*** SOURCE MATERIAL ***

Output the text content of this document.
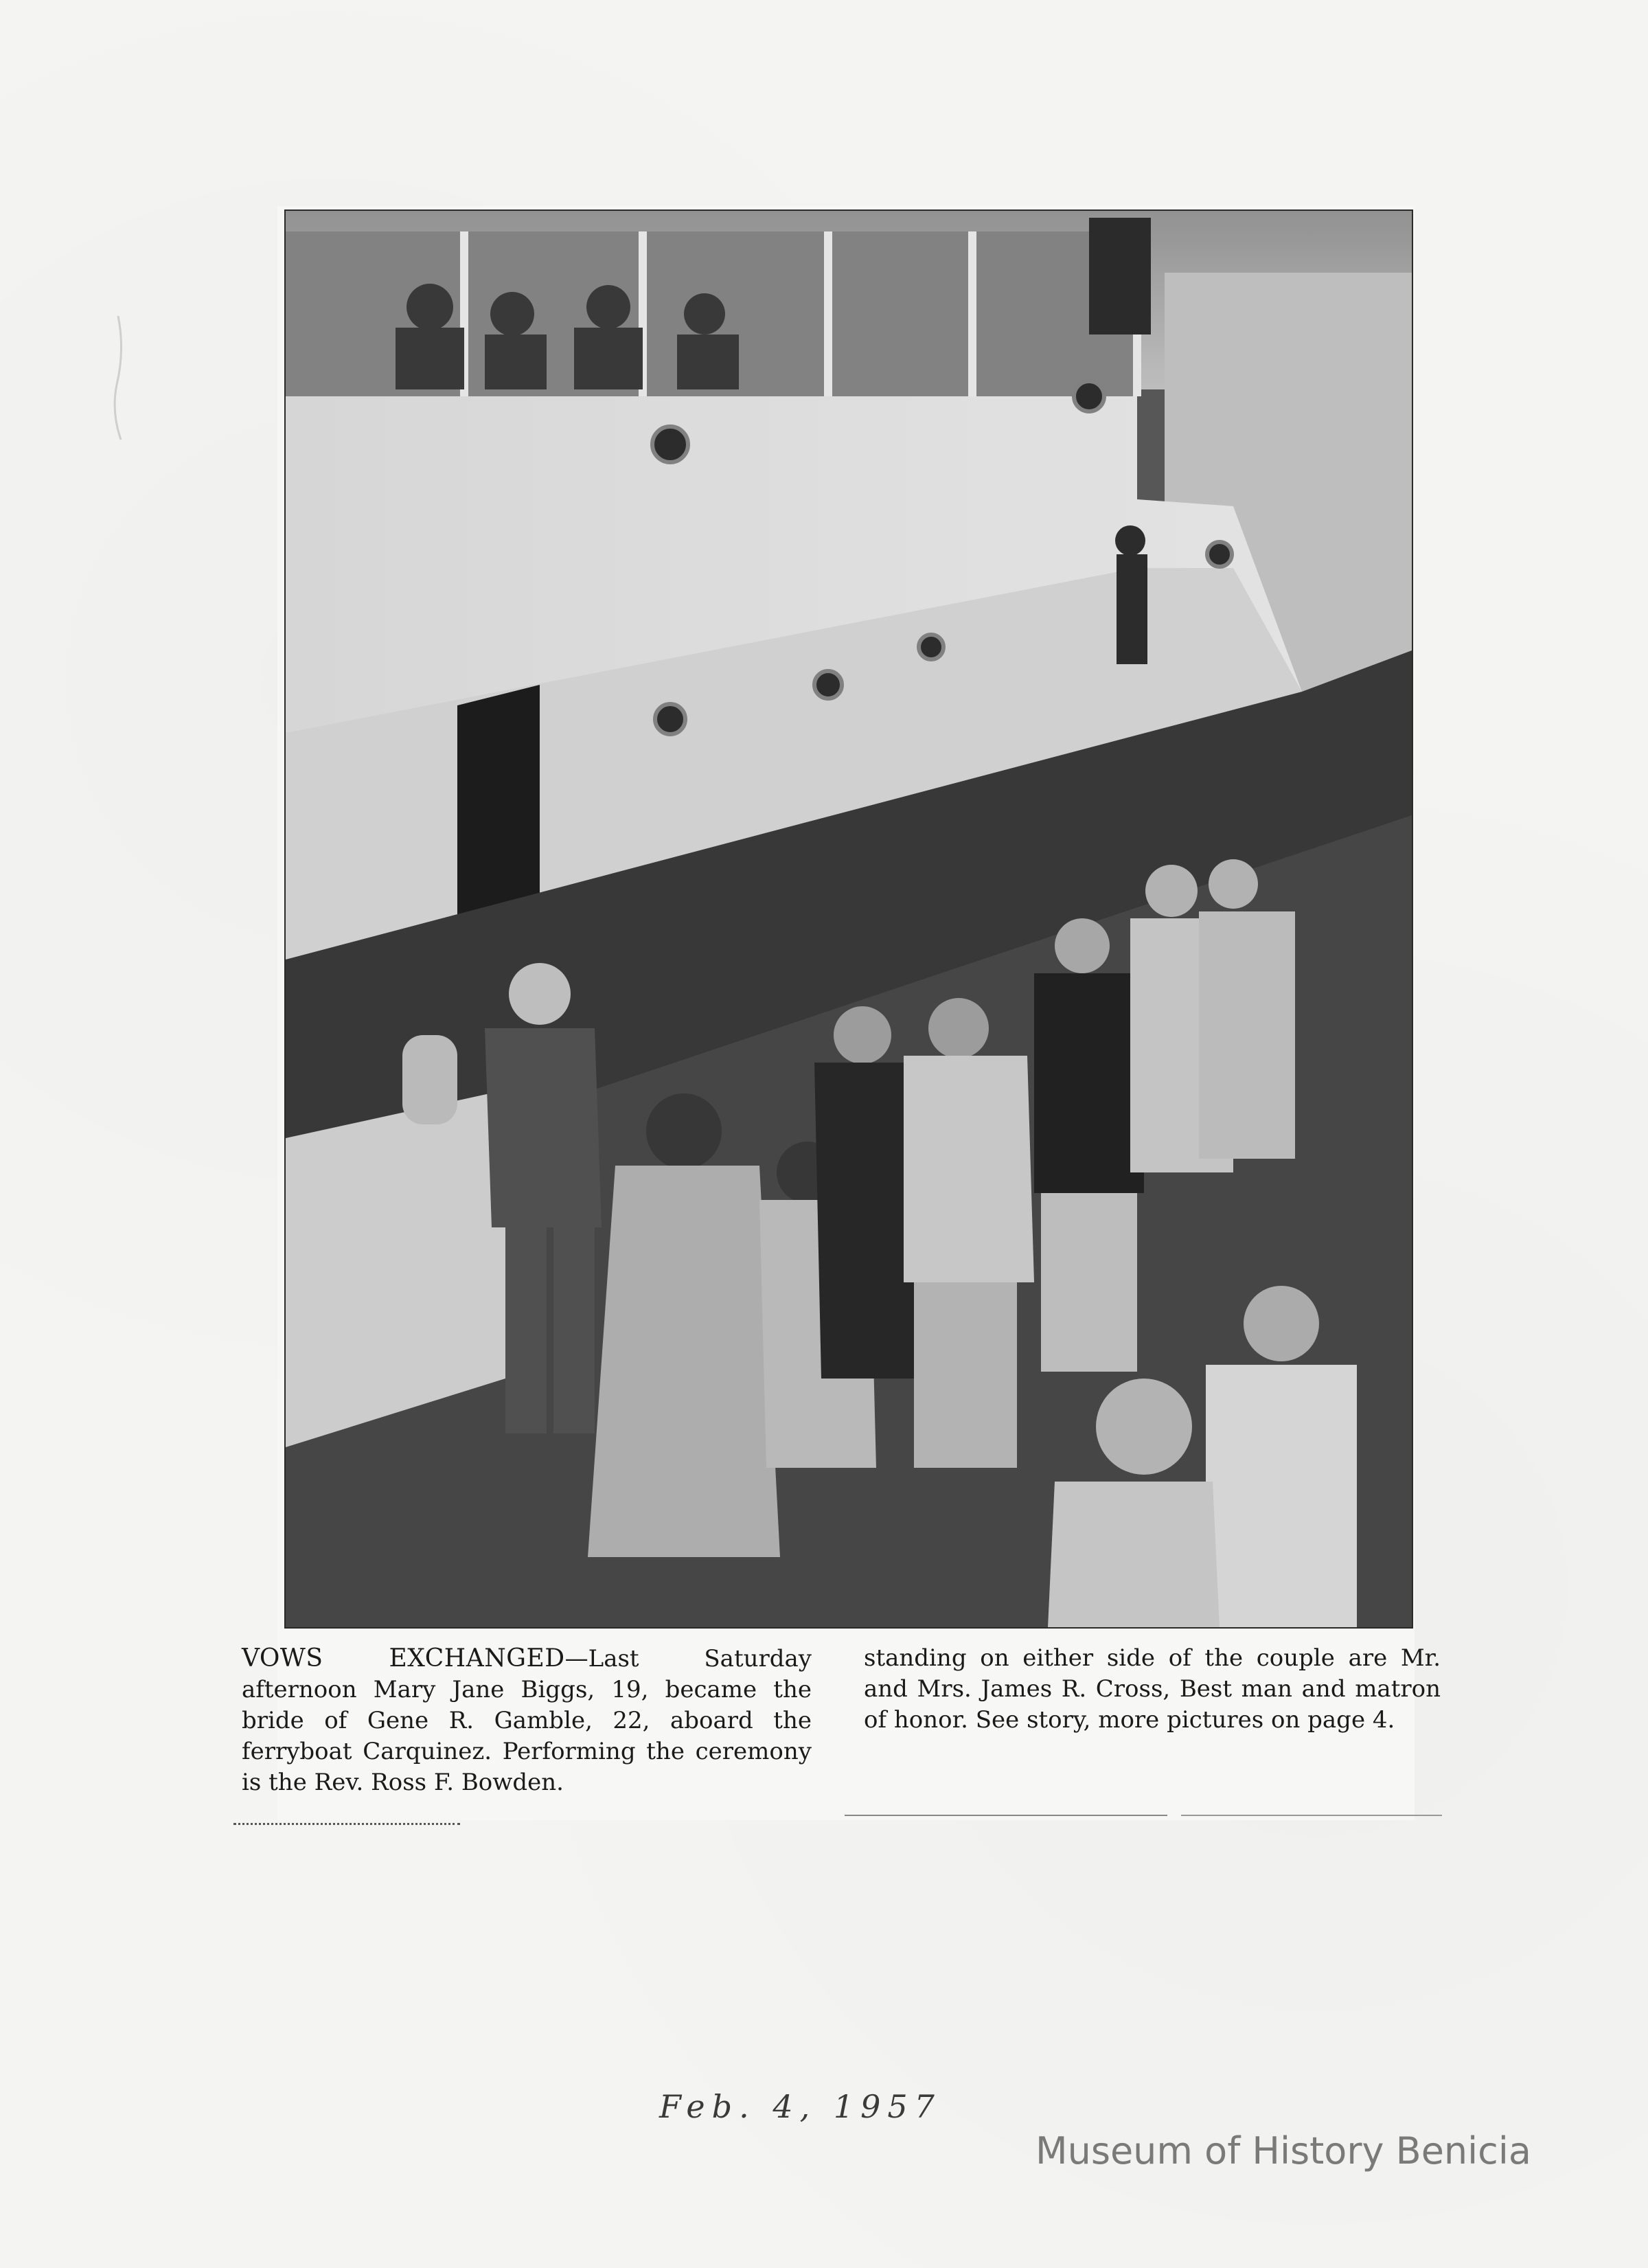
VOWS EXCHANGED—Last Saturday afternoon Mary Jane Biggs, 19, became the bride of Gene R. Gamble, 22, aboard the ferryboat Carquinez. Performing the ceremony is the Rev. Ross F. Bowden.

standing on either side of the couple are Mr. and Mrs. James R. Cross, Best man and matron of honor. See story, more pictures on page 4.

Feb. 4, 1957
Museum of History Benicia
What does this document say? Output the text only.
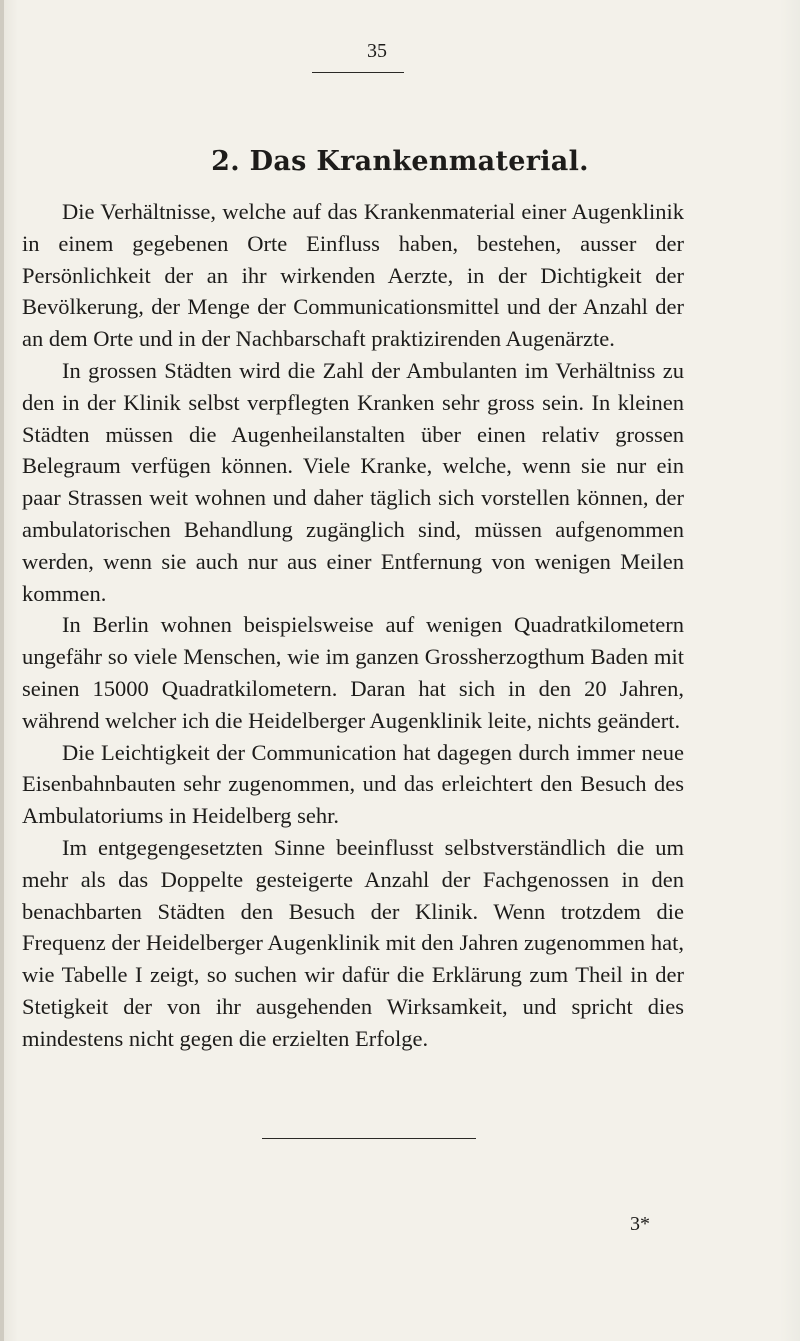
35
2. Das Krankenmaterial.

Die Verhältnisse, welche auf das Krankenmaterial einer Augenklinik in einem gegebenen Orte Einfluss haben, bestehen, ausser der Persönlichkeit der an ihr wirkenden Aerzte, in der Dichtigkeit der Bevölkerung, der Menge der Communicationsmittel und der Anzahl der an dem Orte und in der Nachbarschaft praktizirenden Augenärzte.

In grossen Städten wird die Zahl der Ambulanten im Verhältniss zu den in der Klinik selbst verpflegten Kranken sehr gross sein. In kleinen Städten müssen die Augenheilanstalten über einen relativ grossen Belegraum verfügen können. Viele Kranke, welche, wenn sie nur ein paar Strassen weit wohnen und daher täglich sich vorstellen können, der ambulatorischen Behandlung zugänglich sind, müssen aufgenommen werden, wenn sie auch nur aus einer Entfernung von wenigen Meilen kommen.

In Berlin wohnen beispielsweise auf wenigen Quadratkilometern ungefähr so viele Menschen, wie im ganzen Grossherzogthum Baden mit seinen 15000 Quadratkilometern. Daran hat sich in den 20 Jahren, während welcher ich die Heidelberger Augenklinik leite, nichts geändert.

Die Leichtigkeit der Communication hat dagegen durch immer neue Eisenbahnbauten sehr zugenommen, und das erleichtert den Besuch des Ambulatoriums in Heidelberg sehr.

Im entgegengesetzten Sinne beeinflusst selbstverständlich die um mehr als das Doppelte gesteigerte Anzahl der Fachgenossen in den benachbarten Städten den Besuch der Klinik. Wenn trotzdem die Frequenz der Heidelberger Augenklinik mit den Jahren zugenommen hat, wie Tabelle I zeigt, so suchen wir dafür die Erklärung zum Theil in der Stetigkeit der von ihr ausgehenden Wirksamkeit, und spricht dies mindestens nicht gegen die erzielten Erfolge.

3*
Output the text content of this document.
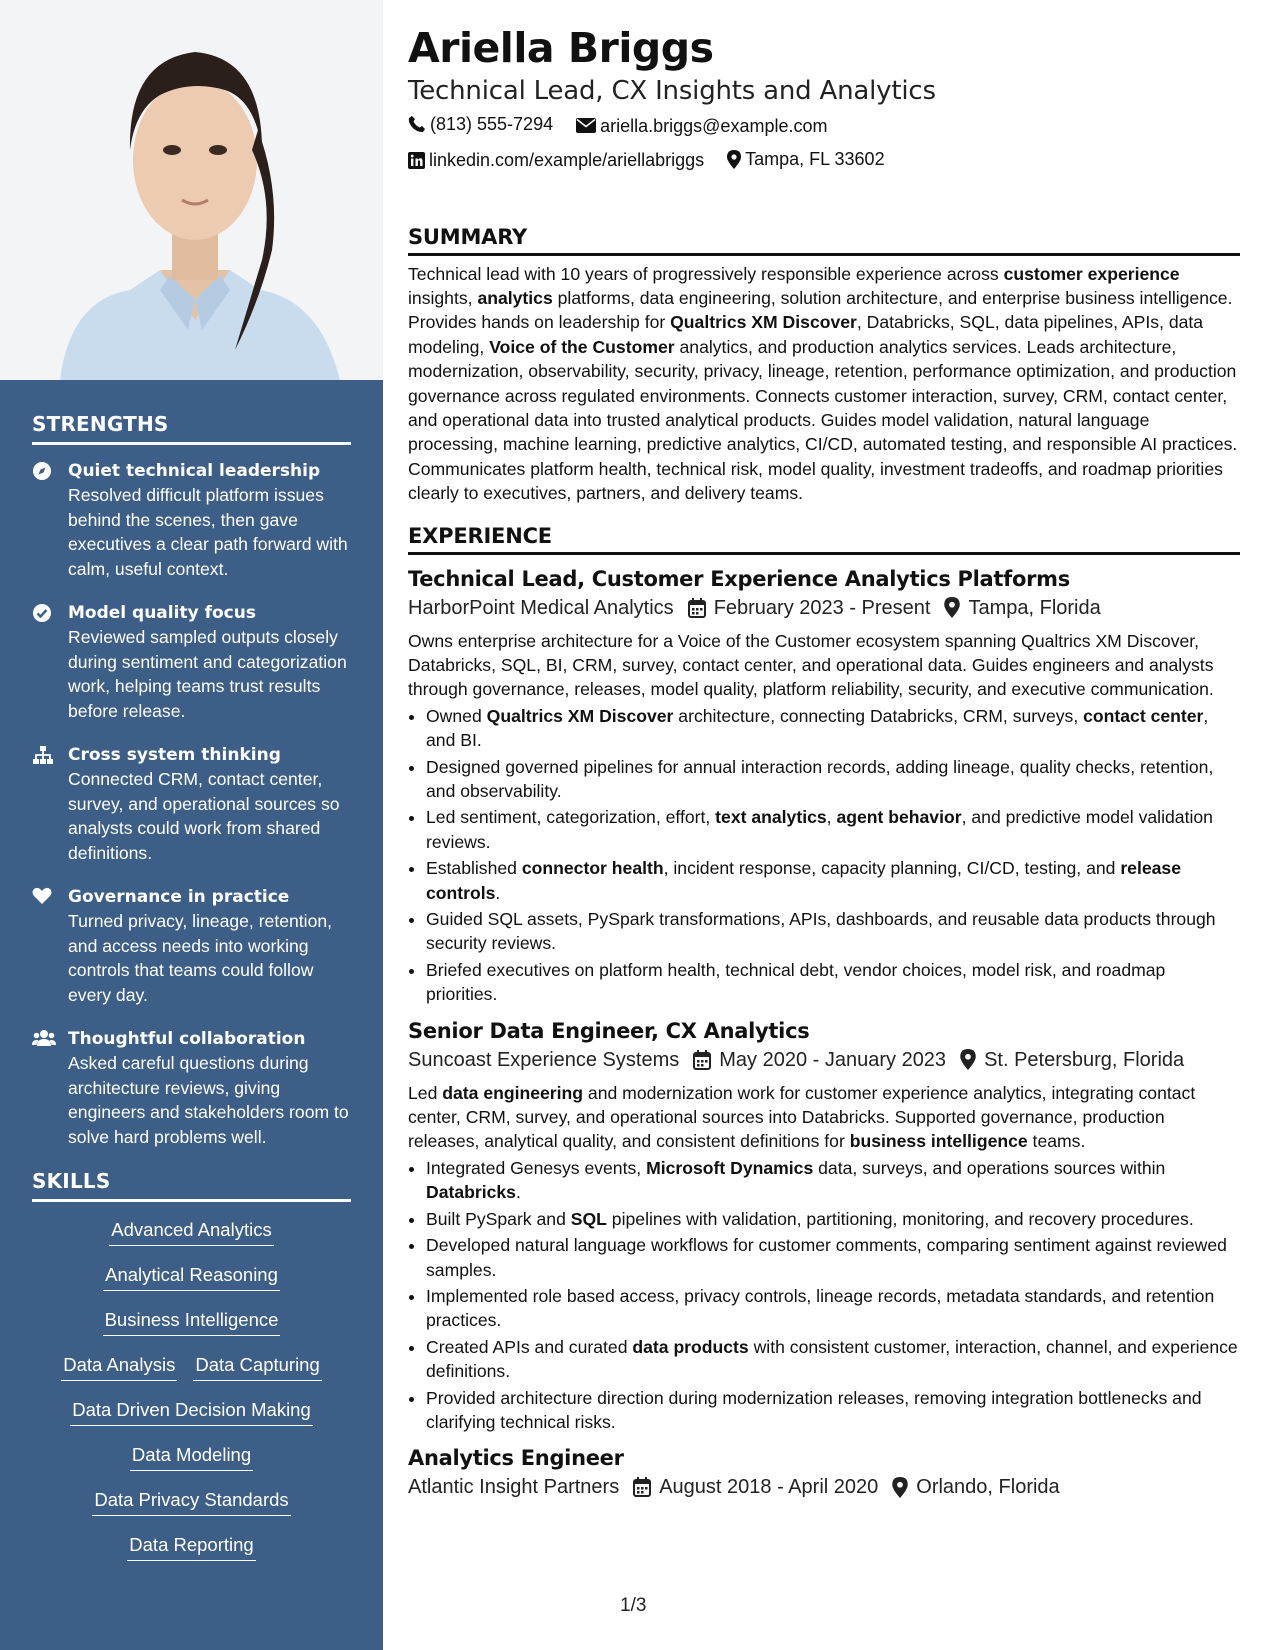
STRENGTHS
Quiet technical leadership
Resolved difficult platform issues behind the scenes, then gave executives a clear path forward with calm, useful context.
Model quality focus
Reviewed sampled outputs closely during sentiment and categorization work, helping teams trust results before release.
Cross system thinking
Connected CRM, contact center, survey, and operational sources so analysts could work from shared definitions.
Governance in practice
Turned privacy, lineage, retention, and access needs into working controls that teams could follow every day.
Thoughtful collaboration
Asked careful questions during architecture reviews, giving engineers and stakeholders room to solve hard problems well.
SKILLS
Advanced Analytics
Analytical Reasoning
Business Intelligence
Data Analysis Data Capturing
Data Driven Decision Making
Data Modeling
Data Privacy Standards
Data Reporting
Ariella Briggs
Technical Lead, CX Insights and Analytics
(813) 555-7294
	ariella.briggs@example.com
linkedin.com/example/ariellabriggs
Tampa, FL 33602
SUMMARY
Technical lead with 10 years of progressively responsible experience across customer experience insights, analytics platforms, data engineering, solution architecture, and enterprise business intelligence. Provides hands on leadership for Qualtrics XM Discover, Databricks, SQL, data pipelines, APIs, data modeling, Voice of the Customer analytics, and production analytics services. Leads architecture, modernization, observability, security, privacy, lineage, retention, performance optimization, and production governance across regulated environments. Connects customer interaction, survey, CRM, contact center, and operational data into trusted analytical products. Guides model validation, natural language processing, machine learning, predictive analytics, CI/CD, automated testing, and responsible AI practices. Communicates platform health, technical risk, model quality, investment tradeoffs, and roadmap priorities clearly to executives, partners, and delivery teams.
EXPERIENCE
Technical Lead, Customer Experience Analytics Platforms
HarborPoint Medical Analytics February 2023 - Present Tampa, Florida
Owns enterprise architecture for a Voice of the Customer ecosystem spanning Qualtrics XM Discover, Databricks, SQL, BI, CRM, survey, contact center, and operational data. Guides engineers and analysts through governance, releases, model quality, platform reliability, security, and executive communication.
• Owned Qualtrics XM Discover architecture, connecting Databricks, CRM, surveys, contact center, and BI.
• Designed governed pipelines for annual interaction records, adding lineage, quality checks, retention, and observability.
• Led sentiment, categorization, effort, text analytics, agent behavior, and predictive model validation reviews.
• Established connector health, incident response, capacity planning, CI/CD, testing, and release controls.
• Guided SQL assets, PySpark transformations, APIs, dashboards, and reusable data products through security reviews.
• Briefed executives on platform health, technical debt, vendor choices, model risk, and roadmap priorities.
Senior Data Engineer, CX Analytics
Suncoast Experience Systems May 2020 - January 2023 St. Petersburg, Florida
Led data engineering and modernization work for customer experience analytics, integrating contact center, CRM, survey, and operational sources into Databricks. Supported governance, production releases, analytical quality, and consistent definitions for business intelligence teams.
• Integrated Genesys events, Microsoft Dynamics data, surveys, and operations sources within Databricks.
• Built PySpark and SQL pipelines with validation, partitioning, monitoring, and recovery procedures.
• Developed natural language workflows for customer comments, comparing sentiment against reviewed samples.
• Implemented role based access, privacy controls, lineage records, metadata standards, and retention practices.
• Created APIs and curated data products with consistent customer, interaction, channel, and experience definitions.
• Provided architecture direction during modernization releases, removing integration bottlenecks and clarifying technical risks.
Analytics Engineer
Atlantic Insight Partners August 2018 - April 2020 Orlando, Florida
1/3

*** End of SOURCE MATERIAL ***

--- THE TASK ---
Reproduce the lines above letter for letter. The pictures stay behind.

--- RESPONSE AREA ---
Output the text content of this document.
VOWS EXCHANGED—Last Saturday afternoon Mary Jane Biggs, 19, became the bride of Gene R. Gamble, 22, aboard the ferryboat Carquinez. Performing the ceremony is the Rev. Ross F. Bowden.

standing on either side of the couple are Mr. and Mrs. James R. Cross, Best man and matron of honor. See story, more pictures on page 4.

Feb. 4, 1957
Museum of History Benicia
What does this document say? Output the text only.
35
2. Das Krankenmaterial.

Die Verhältnisse, welche auf das Krankenmaterial einer Augenklinik in einem gegebenen Orte Einfluss haben, bestehen, ausser der Persönlichkeit der an ihr wirkenden Aerzte, in der Dichtigkeit der Bevölkerung, der Menge der Communicationsmittel und der Anzahl der an dem Orte und in der Nachbarschaft praktizirenden Augenärzte.

In grossen Städten wird die Zahl der Ambulanten im Verhältniss zu den in der Klinik selbst verpflegten Kranken sehr gross sein. In kleinen Städten müssen die Augenheilanstalten über einen relativ grossen Belegraum verfügen können. Viele Kranke, welche, wenn sie nur ein paar Strassen weit wohnen und daher täglich sich vorstellen können, der ambulatorischen Behandlung zugänglich sind, müssen aufgenommen werden, wenn sie auch nur aus einer Entfernung von wenigen Meilen kommen.

In Berlin wohnen beispielsweise auf wenigen Quadratkilometern ungefähr so viele Menschen, wie im ganzen Grossherzogthum Baden mit seinen 15000 Quadratkilometern. Daran hat sich in den 20 Jahren, während welcher ich die Heidelberger Augenklinik leite, nichts geändert.

Die Leichtigkeit der Communication hat dagegen durch immer neue Eisenbahnbauten sehr zugenommen, und das erleichtert den Besuch des Ambulatoriums in Heidelberg sehr.

Im entgegengesetzten Sinne beeinflusst selbstverständlich die um mehr als das Doppelte gesteigerte Anzahl der Fachgenossen in den benachbarten Städten den Besuch der Klinik. Wenn trotzdem die Frequenz der Heidelberger Augenklinik mit den Jahren zugenommen hat, wie Tabelle I zeigt, so suchen wir dafür die Erklärung zum Theil in der Stetigkeit der von ihr ausgehenden Wirksamkeit, und spricht dies mindestens nicht gegen die erzielten Erfolge.

3*
Output the text content of this document.
STRENGTHS
Quiet technical leadership
Resolved difficult platform issues behind the scenes, then gave executives a clear path forward with calm, useful context.
Model quality focus
Reviewed sampled outputs closely during sentiment and categorization work, helping teams trust results before release.
Cross system thinking
Connected CRM, contact center, survey, and operational sources so analysts could work from shared definitions.
Governance in practice
Turned privacy, lineage, retention, and access needs into working controls that teams could follow every day.
Thoughtful collaboration
Asked careful questions during architecture reviews, giving engineers and stakeholders room to solve hard problems well.
SKILLS
Advanced Analytics
Analytical Reasoning
Business Intelligence
Data Analysis Data Capturing
Data Driven Decision Making
Data Modeling
Data Privacy Standards
Data Reporting
Ariella Briggs
Technical Lead, CX Insights and Analytics
(813) 555-7294
	ariella.briggs@example.com
linkedin.com/example/ariellabriggs
Tampa, FL 33602
SUMMARY
Technical lead with 10 years of progressively responsible experience across customer experience insights, analytics platforms, data engineering, solution architecture, and enterprise business intelligence. Provides hands on leadership for Qualtrics XM Discover, Databricks, SQL, data pipelines, APIs, data modeling, Voice of the Customer analytics, and production analytics services. Leads architecture, modernization, observability, security, privacy, lineage, retention, performance optimization, and production governance across regulated environments. Connects customer interaction, survey, CRM, contact center, and operational data into trusted analytical products. Guides model validation, natural language processing, machine learning, predictive analytics, CI/CD, automated testing, and responsible AI practices. Communicates platform health, technical risk, model quality, investment tradeoffs, and roadmap priorities clearly to executives, partners, and delivery teams.
EXPERIENCE
Technical Lead, Customer Experience Analytics Platforms
HarborPoint Medical Analytics February 2023 - Present Tampa, Florida
Owns enterprise architecture for a Voice of the Customer ecosystem spanning Qualtrics XM Discover, Databricks, SQL, BI, CRM, survey, contact center, and operational data. Guides engineers and analysts through governance, releases, model quality, platform reliability, security, and executive communication.
• Owned Qualtrics XM Discover architecture, connecting Databricks, CRM, surveys, contact center, and BI.
• Designed governed pipelines for annual interaction records, adding lineage, quality checks, retention, and observability.
• Led sentiment, categorization, effort, text analytics, agent behavior, and predictive model validation reviews.
• Established connector health, incident response, capacity planning, CI/CD, testing, and release controls.
• Guided SQL assets, PySpark transformations, APIs, dashboards, and reusable data products through security reviews.
• Briefed executives on platform health, technical debt, vendor choices, model risk, and roadmap priorities.
Senior Data Engineer, CX Analytics
Suncoast Experience Systems May 2020 - January 2023 St. Petersburg, Florida
Led data engineering and modernization work for customer experience analytics, integrating contact center, CRM, survey, and operational sources into Databricks. Supported governance, production releases, analytical quality, and consistent definitions for business intelligence teams.
• Integrated Genesys events, Microsoft Dynamics data, surveys, and operations sources within Databricks.
• Built PySpark and SQL pipelines with validation, partitioning, monitoring, and recovery procedures.
• Developed natural language workflows for customer comments, comparing sentiment against reviewed samples.
• Implemented role based access, privacy controls, lineage records, metadata standards, and retention practices.
• Created APIs and curated data products with consistent customer, interaction, channel, and experience definitions.
• Provided architecture direction during modernization releases, removing integration bottlenecks and clarifying technical risks.
Analytics Engineer
Atlantic Insight Partners August 2018 - April 2020 Orlando, Florida
1/3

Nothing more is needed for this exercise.